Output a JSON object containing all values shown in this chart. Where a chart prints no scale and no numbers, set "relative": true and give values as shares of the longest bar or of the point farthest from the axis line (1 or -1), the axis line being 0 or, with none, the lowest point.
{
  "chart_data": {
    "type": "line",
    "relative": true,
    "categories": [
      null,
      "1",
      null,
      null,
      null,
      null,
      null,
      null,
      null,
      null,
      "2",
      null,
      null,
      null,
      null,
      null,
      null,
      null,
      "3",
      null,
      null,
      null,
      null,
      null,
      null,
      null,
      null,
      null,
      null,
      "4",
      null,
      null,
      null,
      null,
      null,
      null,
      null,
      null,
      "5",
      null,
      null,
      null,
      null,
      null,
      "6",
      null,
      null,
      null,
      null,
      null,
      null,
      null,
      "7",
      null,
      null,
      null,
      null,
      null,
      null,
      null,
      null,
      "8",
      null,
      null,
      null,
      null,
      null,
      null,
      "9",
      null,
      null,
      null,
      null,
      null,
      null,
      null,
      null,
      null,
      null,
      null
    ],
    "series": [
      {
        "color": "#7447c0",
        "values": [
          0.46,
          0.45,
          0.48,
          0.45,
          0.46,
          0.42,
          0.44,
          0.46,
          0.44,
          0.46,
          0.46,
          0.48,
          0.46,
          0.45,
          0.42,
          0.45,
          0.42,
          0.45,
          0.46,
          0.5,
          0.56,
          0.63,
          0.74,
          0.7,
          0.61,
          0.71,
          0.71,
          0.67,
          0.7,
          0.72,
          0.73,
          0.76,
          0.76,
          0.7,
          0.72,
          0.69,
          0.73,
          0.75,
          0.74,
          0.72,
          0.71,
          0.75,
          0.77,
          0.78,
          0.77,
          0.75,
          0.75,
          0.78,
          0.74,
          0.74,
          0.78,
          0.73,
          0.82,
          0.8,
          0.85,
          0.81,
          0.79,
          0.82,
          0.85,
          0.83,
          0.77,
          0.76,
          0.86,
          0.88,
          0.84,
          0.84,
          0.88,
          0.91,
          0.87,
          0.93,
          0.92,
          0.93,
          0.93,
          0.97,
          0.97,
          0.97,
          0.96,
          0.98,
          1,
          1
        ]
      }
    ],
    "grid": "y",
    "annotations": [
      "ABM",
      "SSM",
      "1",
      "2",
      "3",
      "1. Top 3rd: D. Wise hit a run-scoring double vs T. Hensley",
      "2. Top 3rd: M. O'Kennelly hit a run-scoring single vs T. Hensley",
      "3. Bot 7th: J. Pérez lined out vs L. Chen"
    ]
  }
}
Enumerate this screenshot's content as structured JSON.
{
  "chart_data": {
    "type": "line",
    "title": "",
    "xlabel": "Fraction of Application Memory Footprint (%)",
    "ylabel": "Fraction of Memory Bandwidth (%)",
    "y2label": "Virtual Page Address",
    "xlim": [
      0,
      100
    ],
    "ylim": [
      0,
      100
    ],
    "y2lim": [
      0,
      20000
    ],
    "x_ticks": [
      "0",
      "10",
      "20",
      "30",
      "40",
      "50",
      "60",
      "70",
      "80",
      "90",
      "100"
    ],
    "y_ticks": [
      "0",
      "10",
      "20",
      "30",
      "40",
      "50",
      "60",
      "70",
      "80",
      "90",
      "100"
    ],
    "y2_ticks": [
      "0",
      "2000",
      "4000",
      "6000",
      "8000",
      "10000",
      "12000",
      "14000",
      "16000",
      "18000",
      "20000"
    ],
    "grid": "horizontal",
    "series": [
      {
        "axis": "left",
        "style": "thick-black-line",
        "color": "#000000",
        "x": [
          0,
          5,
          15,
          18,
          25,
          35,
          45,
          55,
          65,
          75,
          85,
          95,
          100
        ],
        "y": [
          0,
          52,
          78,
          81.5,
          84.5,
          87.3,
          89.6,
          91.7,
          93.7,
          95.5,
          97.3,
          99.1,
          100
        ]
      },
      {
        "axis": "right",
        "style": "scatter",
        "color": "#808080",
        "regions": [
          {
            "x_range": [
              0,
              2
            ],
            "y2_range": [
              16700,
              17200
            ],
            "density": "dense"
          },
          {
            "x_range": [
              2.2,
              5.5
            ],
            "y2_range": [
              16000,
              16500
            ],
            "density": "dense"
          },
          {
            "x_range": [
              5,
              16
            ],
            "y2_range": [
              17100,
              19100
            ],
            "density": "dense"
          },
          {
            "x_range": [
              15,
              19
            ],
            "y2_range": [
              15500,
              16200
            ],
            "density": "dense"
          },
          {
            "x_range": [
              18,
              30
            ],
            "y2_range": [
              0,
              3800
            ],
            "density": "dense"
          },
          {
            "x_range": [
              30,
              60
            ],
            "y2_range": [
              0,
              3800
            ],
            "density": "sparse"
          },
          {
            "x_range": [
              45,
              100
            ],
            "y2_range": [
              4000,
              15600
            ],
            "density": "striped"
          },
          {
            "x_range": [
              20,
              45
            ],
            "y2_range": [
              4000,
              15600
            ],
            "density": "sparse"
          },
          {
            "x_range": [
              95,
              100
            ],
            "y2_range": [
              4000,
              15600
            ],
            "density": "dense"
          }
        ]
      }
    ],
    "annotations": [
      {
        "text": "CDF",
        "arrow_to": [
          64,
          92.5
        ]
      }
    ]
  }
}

WHAT THE EXERCISE ASKS: Exactly reproduce every record.

CORRECT OUTPUT:
Output a JSON object containing all values shown in this chart. Where a chart prints no scale and no numbers, set "relative": true and give values as shares of the longest bar or of the point farthest from the axis line (1 or -1), the axis line being 0 or, with none, the lowest point.
{
  "chart_data": {
    "type": "line",
    "relative": true,
    "categories": [
      null,
      "1",
      null,
      null,
      null,
      null,
      null,
      null,
      null,
      null,
      "2",
      null,
      null,
      null,
      null,
      null,
      null,
      null,
      "3",
      null,
      null,
      null,
      null,
      null,
      null,
      null,
      null,
      null,
      null,
      "4",
      null,
      null,
      null,
      null,
      null,
      null,
      null,
      null,
      "5",
      null,
      null,
      null,
      null,
      null,
      "6",
      null,
      null,
      null,
      null,
      null,
      null,
      null,
      "7",
      null,
      null,
      null,
      null,
      null,
      null,
      null,
      null,
      "8",
      null,
      null,
      null,
      null,
      null,
      null,
      "9",
      null,
      null,
      null,
      null,
      null,
      null,
      null,
      null,
      null,
      null,
      null
    ],
    "series": [
      {
        "color": "#7447c0",
        "values": [
          0.46,
          0.45,
          0.48,
          0.45,
          0.46,
          0.42,
          0.44,
          0.46,
          0.44,
          0.46,
          0.46,
          0.48,
          0.46,
          0.45,
          0.42,
          0.45,
          0.42,
          0.45,
          0.46,
          0.5,
          0.56,
          0.63,
          0.74,
          0.7,
          0.61,
          0.71,
          0.71,
          0.67,
          0.7,
          0.72,
          0.73,
          0.76,
          0.76,
          0.7,
          0.72,
          0.69,
          0.73,
          0.75,
          0.74,
          0.72,
          0.71,
          0.75,
          0.77,
          0.78,
          0.77,
          0.75,
          0.75,
          0.78,
          0.74,
          0.74,
          0.78,
          0.73,
          0.82,
          0.8,
          0.85,
          0.81,
          0.79,
          0.82,
          0.85,
          0.83,
          0.77,
          0.76,
          0.86,
          0.88,
          0.84,
          0.84,
          0.88,
          0.91,
          0.87,
          0.93,
          0.92,
          0.93,
          0.93,
          0.97,
          0.97,
          0.97,
          0.96,
          0.98,
          1,
          1
        ]
      }
    ],
    "grid": "y",
    "annotations": [
      "ABM",
      "SSM",
      "1",
      "2",
      "3",
      "1. Top 3rd: D. Wise hit a run-scoring double vs T. Hensley",
      "2. Top 3rd: M. O'Kennelly hit a run-scoring single vs T. Hensley",
      "3. Bot 7th: J. Pérez lined out vs L. Chen"
    ]
  }
}
Enumerate this screenshot's content as structured JSON.
{
  "chart_data": {
    "type": "line",
    "title": "",
    "xlabel": "Fraction of Application Memory Footprint (%)",
    "ylabel": "Fraction of Memory Bandwidth (%)",
    "y2label": "Virtual Page Address",
    "xlim": [
      0,
      100
    ],
    "ylim": [
      0,
      100
    ],
    "y2lim": [
      0,
      20000
    ],
    "x_ticks": [
      "0",
      "10",
      "20",
      "30",
      "40",
      "50",
      "60",
      "70",
      "80",
      "90",
      "100"
    ],
    "y_ticks": [
      "0",
      "10",
      "20",
      "30",
      "40",
      "50",
      "60",
      "70",
      "80",
      "90",
      "100"
    ],
    "y2_ticks": [
      "0",
      "2000",
      "4000",
      "6000",
      "8000",
      "10000",
      "12000",
      "14000",
      "16000",
      "18000",
      "20000"
    ],
    "grid": "horizontal",
    "series": [
      {
        "axis": "left",
        "style": "thick-black-line",
        "color": "#000000",
        "x": [
          0,
          5,
          15,
          18,
          25,
          35,
          45,
          55,
          65,
          75,
          85,
          95,
          100
        ],
        "y": [
          0,
          52,
          78,
          81.5,
          84.5,
          87.3,
          89.6,
          91.7,
          93.7,
          95.5,
          97.3,
          99.1,
          100
        ]
      },
      {
        "axis": "right",
        "style": "scatter",
        "color": "#808080",
        "regions": [
          {
            "x_range": [
              0,
              2
            ],
            "y2_range": [
              16700,
              17200
            ],
            "density": "dense"
          },
          {
            "x_range": [
              2.2,
              5.5
            ],
            "y2_range": [
              16000,
              16500
            ],
            "density": "dense"
          },
          {
            "x_range": [
              5,
              16
            ],
            "y2_range": [
              17100,
              19100
            ],
            "density": "dense"
          },
          {
            "x_range": [
              15,
              19
            ],
            "y2_range": [
              15500,
              16200
            ],
            "density": "dense"
          },
          {
            "x_range": [
              18,
              30
            ],
            "y2_range": [
              0,
              3800
            ],
            "density": "dense"
          },
          {
            "x_range": [
              30,
              60
            ],
            "y2_range": [
              0,
              3800
            ],
            "density": "sparse"
          },
          {
            "x_range": [
              45,
              100
            ],
            "y2_range": [
              4000,
              15600
            ],
            "density": "striped"
          },
          {
            "x_range": [
              20,
              45
            ],
            "y2_range": [
              4000,
              15600
            ],
            "density": "sparse"
          },
          {
            "x_range": [
              95,
              100
            ],
            "y2_range": [
              4000,
              15600
            ],
            "density": "dense"
          }
        ]
      }
    ],
    "annotations": [
      {
        "text": "CDF",
        "arrow_to": [
          64,
          92.5
        ]
      }
    ]
  }
}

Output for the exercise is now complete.